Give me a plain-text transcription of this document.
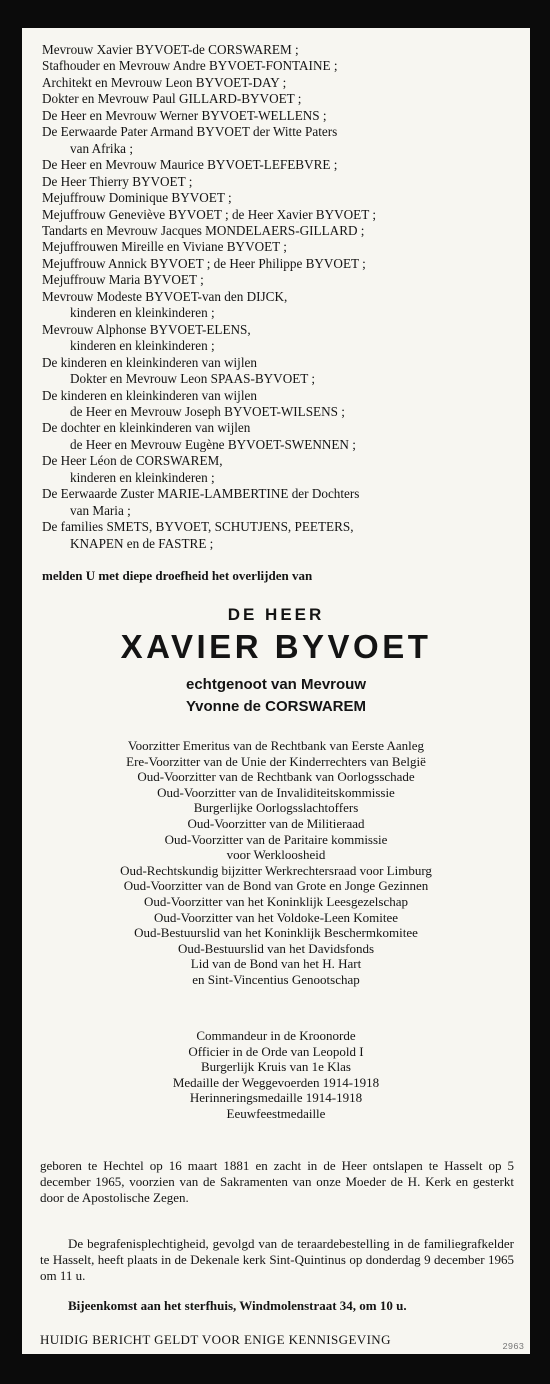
Mevrouw Xavier BYVOET-de CORSWAREM ;
Stafhouder en Mevrouw Andre BYVOET-FONTAINE ;
Architekt en Mevrouw Leon BYVOET-DAY ;
Dokter en Mevrouw Paul GILLARD-BYVOET ;
De Heer en Mevrouw Werner BYVOET-WELLENS ;
De Eerwaarde Pater Armand BYVOET der Witte Paters
van Afrika ;
De Heer en Mevrouw Maurice BYVOET-LEFEBVRE ;
De Heer Thierry BYVOET ;
Mejuffrouw Dominique BYVOET ;
Mejuffrouw Geneviève BYVOET ; de Heer Xavier BYVOET ;
Tandarts en Mevrouw Jacques MONDELAERS-GILLARD ;
Mejuffrouwen Mireille en Viviane BYVOET ;
Mejuffrouw Annick BYVOET ; de Heer Philippe BYVOET ;
Mejuffrouw Maria BYVOET ;
Mevrouw Modeste BYVOET-van den DIJCK,
kinderen en kleinkinderen ;
Mevrouw Alphonse BYVOET-ELENS,
kinderen en kleinkinderen ;
De kinderen en kleinkinderen van wijlen
Dokter en Mevrouw Leon SPAAS-BYVOET ;
De kinderen en kleinkinderen van wijlen
de Heer en Mevrouw Joseph BYVOET-WILSENS ;
De dochter en kleinkinderen van wijlen
de Heer en Mevrouw Eugène BYVOET-SWENNEN ;
De Heer Léon de CORSWAREM,
kinderen en kleinkinderen ;
De Eerwaarde Zuster MARIE-LAMBERTINE der Dochters
van Maria ;
De families SMETS, BYVOET, SCHUTJENS, PEETERS,
KNAPEN en de FASTRE ;
melden U met diepe droefheid het overlijden van
DE HEER
XAVIER BYVOET
echtgenoot van Mevrouw
Yvonne de CORSWAREM
Voorzitter Emeritus van de Rechtbank van Eerste Aanleg
Ere-Voorzitter van de Unie der Kinderrechters van België
Oud-Voorzitter van de Rechtbank van Oorlogsschade
Oud-Voorzitter van de Invaliditeitskommissie
Burgerlijke Oorlogsslachtoffers
Oud-Voorzitter van de Militieraad
Oud-Voorzitter van de Paritaire kommissie
voor Werkloosheid
Oud-Rechtskundig bijzitter Werkrechtersraad voor Limburg
Oud-Voorzitter van de Bond van Grote en Jonge Gezinnen
Oud-Voorzitter van het Koninklijk Leesgezelschap
Oud-Voorzitter van het Voldoke-Leen Komitee
Oud-Bestuurslid van het Koninklijk Beschermkomitee
Oud-Bestuurslid van het Davidsfonds
Lid van de Bond van het H. Hart
en Sint-Vincentius Genootschap
Commandeur in de Kroonorde
Officier in de Orde van Leopold I
Burgerlijk Kruis van 1e Klas
Medaille der Weggevoerden 1914-1918
Herinneringsmedaille 1914-1918
Eeuwfeestmedaille
geboren te Hechtel op 16 maart 1881 en zacht in de Heer ontslapen te Hasselt op 5 december 1965, voorzien van de Sakramenten van onze Moeder de H. Kerk en gesterkt door de Apostolische Zegen.
De begrafenisplechtigheid, gevolgd van de teraardebestelling in de familiegrafkelder te Hasselt, heeft plaats in de Dekenale kerk Sint-Quintinus op donderdag 9 december 1965 om 11 u.
Bijeenkomst aan het sterfhuis, Windmolenstraat 34, om 10 u.
HUIDIG BERICHT GELDT VOOR ENIGE KENNISGEVING	2963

-*-

**Written task**
Pick out every line of the listing containing the word "Bond", and show those lines.

**Exercise output**
Oud-Voorzitter van de Bond van Grote en Jonge Gezinnen
Lid van de Bond van het H. Hart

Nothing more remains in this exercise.